[Collected data entries]
◇ ◇ ◇ ◇ ◇

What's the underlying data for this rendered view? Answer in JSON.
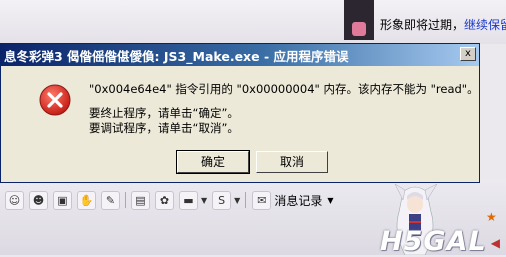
{
  "background": {
    "notice_text": "形象即将过期，",
    "notice_link": "继续保留",
    "toolbar": {
      "icons": [
        "smiley-icon",
        "emoji-icon",
        "photo-icon",
        "hand-icon",
        "brush-icon",
        "screenshot-icon",
        "gift-icon",
        "monitor-icon",
        "s-icon"
      ],
      "message_log_label": "消息记录"
    },
    "watermark": "H5GAL"
  },
  "dialog": {
    "title": "息冬彩弹3  偈偺傜偺偡僾偩: JS3_Make.exe - 应用程序错误",
    "message_line1": "\"0x004e64e4\" 指令引用的 \"0x00000004\" 内存。该内存不能为 \"read\"。",
    "message_line2": "要终止程序，请单击“确定”。",
    "message_line3": "要调试程序，请单击“取消”。",
    "ok_label": "确定",
    "cancel_label": "取消",
    "close_label": "x"
  },
  "colors": {
    "title_bar_start": "#0a246a",
    "title_bar_end": "#a6caf0",
    "error_red": "#d32f2f",
    "dialog_bg": "#ece9d8"
  }
}
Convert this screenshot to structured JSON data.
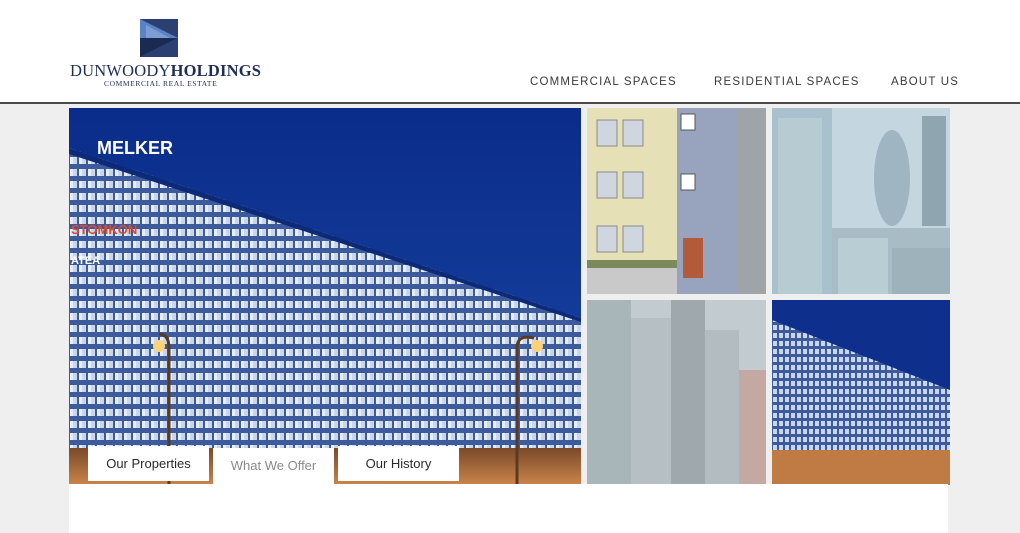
{
  "brand": {
    "name_part1": "DUNWOODY",
    "name_part2": "HOLDINGS",
    "tagline": "COMMERCIAL REAL ESTATE",
    "colors": {
      "navy": "#1f2d5a",
      "blue": "#2f5fa6"
    }
  },
  "nav": {
    "items": [
      {
        "label": "COMMERCIAL SPACES"
      },
      {
        "label": "RESIDENTIAL SPACES"
      },
      {
        "label": "ABOUT US"
      }
    ]
  },
  "hero": {
    "signs": [
      "MELKER",
      "STOMKON",
      "ATEA"
    ]
  },
  "tabs": {
    "items": [
      {
        "label": "Our Properties"
      },
      {
        "label": "What We Offer"
      },
      {
        "label": "Our History"
      }
    ],
    "active_index": 1
  },
  "gallery": {
    "thumbs": [
      "residential-building",
      "city-skyline",
      "skyscrapers",
      "office-building-night"
    ]
  }
}
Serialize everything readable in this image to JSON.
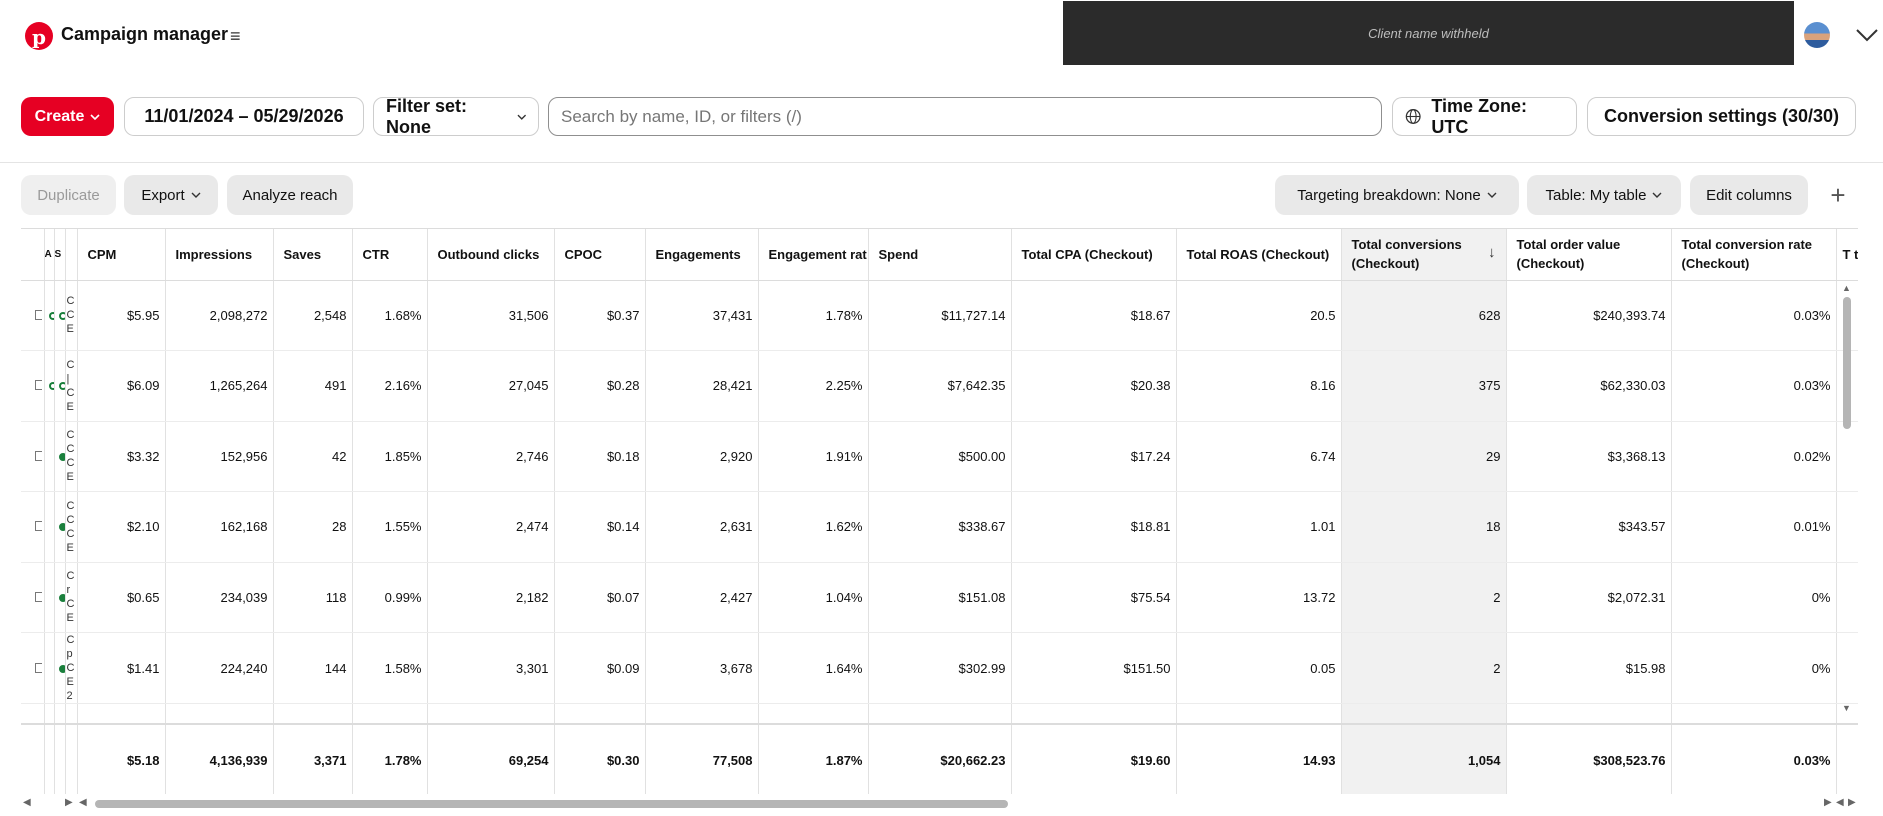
{
  "header": {
    "logo_letter": "p",
    "app_title": "Campaign manager",
    "menu_icon": "≡",
    "client_name": "Client name withheld"
  },
  "toolbar": {
    "create_label": "Create",
    "date_range": "11/01/2024 – 05/29/2026",
    "filter_set": "Filter set: None",
    "search_placeholder": "Search by name, ID, or filters (/)",
    "time_zone": "Time Zone: UTC",
    "conversion_settings": "Conversion settings (30/30)"
  },
  "actions": {
    "duplicate": "Duplicate",
    "export": "Export",
    "analyze_reach": "Analyze reach",
    "targeting_breakdown": "Targeting breakdown: None",
    "table": "Table: My table",
    "edit_columns": "Edit columns",
    "add": "+"
  },
  "table": {
    "lead_headers": [
      "A",
      "S"
    ],
    "columns": [
      "CPM",
      "Impressions",
      "Saves",
      "CTR",
      "Outbound clicks",
      "CPOC",
      "Engagements",
      "Engagement rat",
      "Spend",
      "Total CPA (Checkout)",
      "Total ROAS (Checkout)",
      "Total conversions (Checkout)",
      "Total order value (Checkout)",
      "Total conversion rate (Checkout)",
      "T t"
    ],
    "rows": [
      {
        "name_stub": "C C E",
        "cells": [
          "$5.95",
          "2,098,272",
          "2,548",
          "1.68%",
          "31,506",
          "$0.37",
          "37,431",
          "1.78%",
          "$11,727.14",
          "$18.67",
          "20.5",
          "628",
          "$240,393.74",
          "0.03%",
          ""
        ]
      },
      {
        "name_stub": "C | C E",
        "cells": [
          "$6.09",
          "1,265,264",
          "491",
          "2.16%",
          "27,045",
          "$0.28",
          "28,421",
          "2.25%",
          "$7,642.35",
          "$20.38",
          "8.16",
          "375",
          "$62,330.03",
          "0.03%",
          ""
        ]
      },
      {
        "name_stub": "C C C E",
        "cells": [
          "$3.32",
          "152,956",
          "42",
          "1.85%",
          "2,746",
          "$0.18",
          "2,920",
          "1.91%",
          "$500.00",
          "$17.24",
          "6.74",
          "29",
          "$3,368.13",
          "0.02%",
          ""
        ]
      },
      {
        "name_stub": "C C C E",
        "cells": [
          "$2.10",
          "162,168",
          "28",
          "1.55%",
          "2,474",
          "$0.14",
          "2,631",
          "1.62%",
          "$338.67",
          "$18.81",
          "1.01",
          "18",
          "$343.57",
          "0.01%",
          ""
        ]
      },
      {
        "name_stub": "C r C E",
        "cells": [
          "$0.65",
          "234,039",
          "118",
          "0.99%",
          "2,182",
          "$0.07",
          "2,427",
          "1.04%",
          "$151.08",
          "$75.54",
          "13.72",
          "2",
          "$2,072.31",
          "0%",
          ""
        ]
      },
      {
        "name_stub": "C p C E 2",
        "cells": [
          "$1.41",
          "224,240",
          "144",
          "1.58%",
          "3,301",
          "$0.09",
          "3,678",
          "1.64%",
          "$302.99",
          "$151.50",
          "0.05",
          "2",
          "$15.98",
          "0%",
          ""
        ]
      }
    ],
    "totals": [
      "$5.18",
      "4,136,939",
      "3,371",
      "1.78%",
      "69,254",
      "$0.30",
      "77,508",
      "1.87%",
      "$20,662.23",
      "$19.60",
      "14.93",
      "1,054",
      "$308,523.76",
      "0.03%",
      ""
    ]
  },
  "colors": {
    "brand": "#e60023",
    "client_box": "#2b2b2b",
    "status_active": "#1a7f3c"
  },
  "icons": [
    "pinterest-logo",
    "hamburger-menu-icon",
    "avatar",
    "chevron-down-icon",
    "globe-icon",
    "sort-down-arrow-icon",
    "plus-icon",
    "scroll-arrow-icons"
  ]
}
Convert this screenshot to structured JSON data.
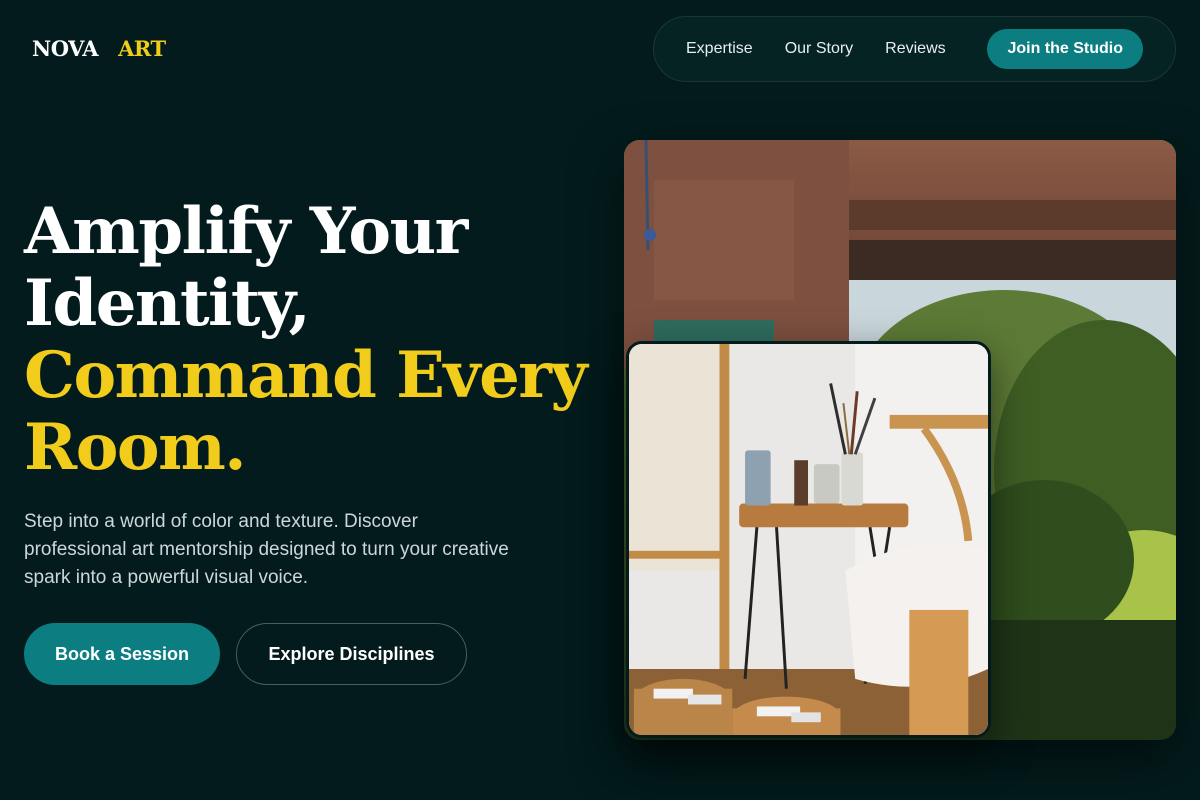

◇ ◇ ◇ ◇ ◇

WHAT THE EXERCISE ASKS => Go through the material line by line. Show each line that contains the string "COMMERCIAL".

ANSWER TO THIS EXERCISE =>
    "tagline": "COMMERCIAL REAL ESTATE",
        "label": "COMMERCIAL SPACES"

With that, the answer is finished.